-- Given instruction --
Which lines contain the word "книги"? Return each of them as written.

Items listed in a dataset
--

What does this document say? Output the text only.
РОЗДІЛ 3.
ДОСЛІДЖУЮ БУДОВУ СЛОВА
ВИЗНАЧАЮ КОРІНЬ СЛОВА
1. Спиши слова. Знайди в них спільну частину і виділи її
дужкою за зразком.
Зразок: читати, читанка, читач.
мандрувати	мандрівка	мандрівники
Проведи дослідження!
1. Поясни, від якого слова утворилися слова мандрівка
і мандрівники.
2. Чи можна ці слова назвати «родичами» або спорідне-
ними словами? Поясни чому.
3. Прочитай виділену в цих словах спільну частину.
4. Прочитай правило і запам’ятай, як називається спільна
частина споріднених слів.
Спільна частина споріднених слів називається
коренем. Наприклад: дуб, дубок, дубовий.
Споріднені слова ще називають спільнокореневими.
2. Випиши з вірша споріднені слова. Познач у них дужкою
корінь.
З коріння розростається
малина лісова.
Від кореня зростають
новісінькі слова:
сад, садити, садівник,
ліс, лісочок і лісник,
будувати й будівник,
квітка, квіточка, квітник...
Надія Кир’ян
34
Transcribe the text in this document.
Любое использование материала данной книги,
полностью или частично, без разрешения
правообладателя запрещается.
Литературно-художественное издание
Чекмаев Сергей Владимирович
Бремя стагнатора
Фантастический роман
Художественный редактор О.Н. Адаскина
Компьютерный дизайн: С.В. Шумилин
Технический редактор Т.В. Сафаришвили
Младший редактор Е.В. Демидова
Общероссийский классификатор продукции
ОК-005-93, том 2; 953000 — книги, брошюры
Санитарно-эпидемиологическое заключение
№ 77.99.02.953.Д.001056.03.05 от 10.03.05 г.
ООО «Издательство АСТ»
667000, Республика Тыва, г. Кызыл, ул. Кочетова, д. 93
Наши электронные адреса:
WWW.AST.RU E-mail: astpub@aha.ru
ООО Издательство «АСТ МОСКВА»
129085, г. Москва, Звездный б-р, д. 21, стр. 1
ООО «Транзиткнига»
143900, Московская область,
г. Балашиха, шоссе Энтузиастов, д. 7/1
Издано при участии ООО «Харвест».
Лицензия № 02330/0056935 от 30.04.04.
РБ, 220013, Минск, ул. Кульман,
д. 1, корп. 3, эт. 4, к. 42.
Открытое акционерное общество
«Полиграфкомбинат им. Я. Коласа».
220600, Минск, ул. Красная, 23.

--

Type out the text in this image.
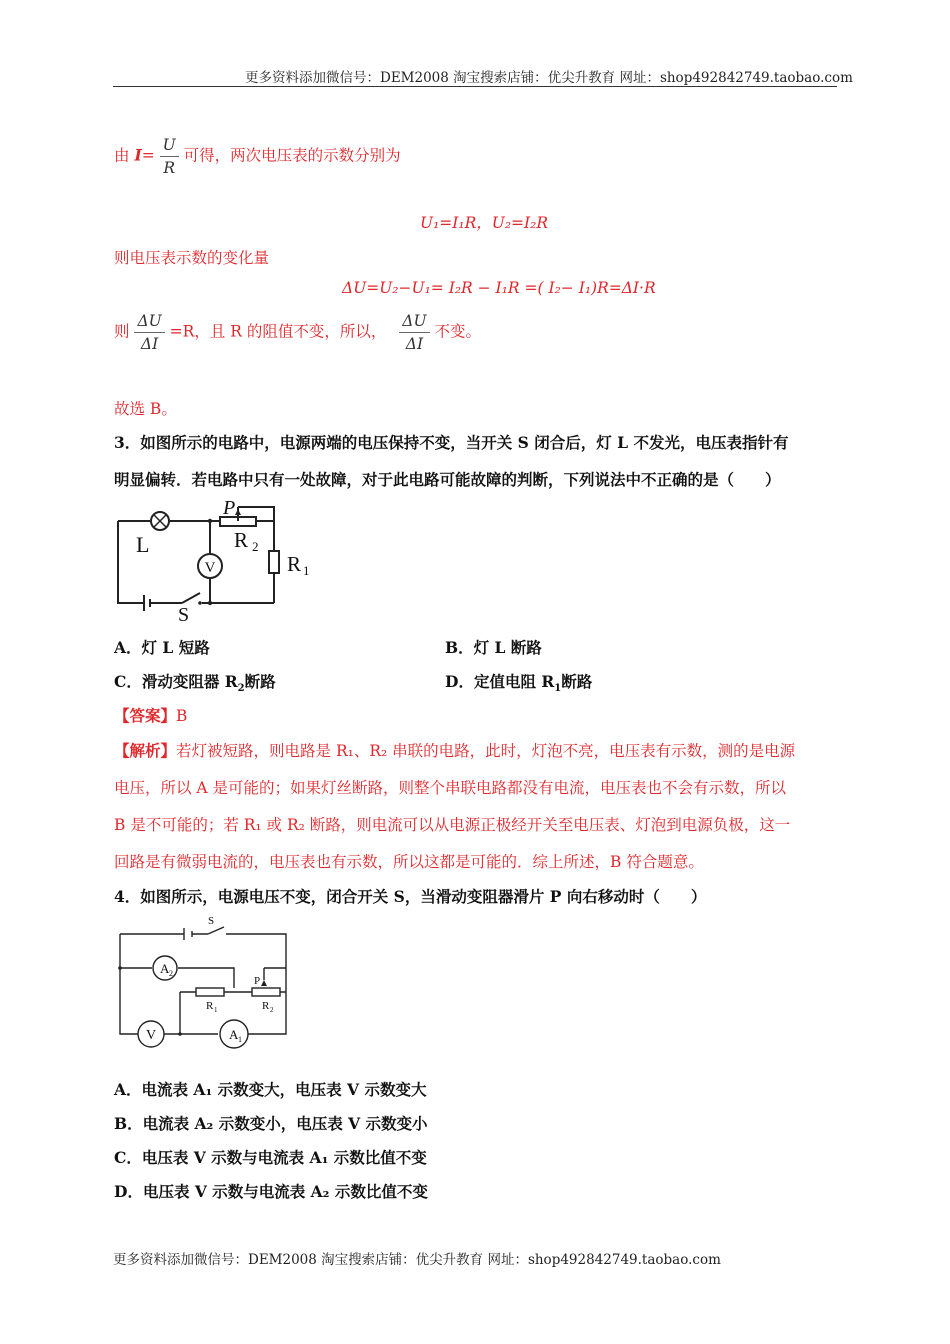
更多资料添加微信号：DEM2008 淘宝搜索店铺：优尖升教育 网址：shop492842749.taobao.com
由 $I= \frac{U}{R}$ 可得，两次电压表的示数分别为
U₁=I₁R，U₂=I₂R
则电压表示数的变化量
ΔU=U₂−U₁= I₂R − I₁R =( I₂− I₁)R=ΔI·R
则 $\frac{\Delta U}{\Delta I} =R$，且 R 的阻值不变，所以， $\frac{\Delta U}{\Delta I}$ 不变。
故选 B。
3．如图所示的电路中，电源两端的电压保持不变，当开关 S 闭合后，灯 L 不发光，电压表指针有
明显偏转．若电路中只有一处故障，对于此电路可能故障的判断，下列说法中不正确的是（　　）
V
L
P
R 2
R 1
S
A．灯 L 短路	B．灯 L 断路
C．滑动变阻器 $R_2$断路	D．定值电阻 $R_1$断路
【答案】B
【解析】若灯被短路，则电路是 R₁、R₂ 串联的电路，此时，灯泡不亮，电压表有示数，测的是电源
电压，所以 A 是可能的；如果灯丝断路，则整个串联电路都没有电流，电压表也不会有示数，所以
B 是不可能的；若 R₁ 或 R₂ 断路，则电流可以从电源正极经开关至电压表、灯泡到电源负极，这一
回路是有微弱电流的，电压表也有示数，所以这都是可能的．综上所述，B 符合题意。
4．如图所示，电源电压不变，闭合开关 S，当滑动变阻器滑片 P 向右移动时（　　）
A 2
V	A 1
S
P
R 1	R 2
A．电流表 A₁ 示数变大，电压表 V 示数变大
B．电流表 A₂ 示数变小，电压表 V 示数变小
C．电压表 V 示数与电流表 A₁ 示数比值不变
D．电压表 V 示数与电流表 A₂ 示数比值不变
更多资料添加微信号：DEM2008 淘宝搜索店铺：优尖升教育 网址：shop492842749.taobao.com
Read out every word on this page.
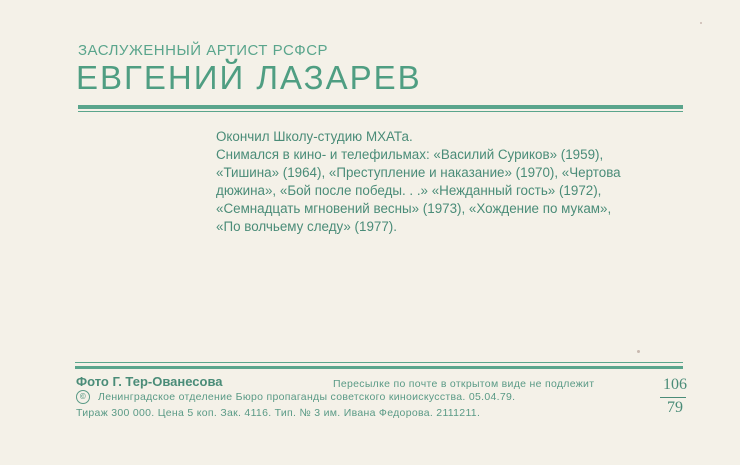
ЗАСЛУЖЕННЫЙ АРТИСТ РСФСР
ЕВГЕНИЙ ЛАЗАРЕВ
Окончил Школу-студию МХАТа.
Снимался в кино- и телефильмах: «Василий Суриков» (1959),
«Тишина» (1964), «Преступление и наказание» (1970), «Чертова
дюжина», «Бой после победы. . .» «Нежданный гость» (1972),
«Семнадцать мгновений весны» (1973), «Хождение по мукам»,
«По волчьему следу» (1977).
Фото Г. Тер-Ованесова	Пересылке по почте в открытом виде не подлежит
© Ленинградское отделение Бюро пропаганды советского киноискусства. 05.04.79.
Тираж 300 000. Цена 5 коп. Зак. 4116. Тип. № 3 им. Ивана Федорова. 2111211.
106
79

--

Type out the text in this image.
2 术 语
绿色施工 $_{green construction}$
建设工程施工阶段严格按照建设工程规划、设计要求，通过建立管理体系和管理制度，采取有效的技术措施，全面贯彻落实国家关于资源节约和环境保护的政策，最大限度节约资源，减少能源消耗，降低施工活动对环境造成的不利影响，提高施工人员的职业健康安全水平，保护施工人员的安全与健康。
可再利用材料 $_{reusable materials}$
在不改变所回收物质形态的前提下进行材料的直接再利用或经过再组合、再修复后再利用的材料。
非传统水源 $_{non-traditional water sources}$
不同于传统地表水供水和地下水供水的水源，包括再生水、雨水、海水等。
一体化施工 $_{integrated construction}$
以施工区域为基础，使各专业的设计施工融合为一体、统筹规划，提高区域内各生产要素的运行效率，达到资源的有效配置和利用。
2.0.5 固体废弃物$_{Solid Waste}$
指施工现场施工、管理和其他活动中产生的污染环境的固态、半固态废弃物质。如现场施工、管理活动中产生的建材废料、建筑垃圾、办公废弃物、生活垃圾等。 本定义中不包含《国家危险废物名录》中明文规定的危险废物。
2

--

-- Answer for the task --
Любое использование материала данной книги,
ОК-005-93, том 2; 953000 — книги, брошюры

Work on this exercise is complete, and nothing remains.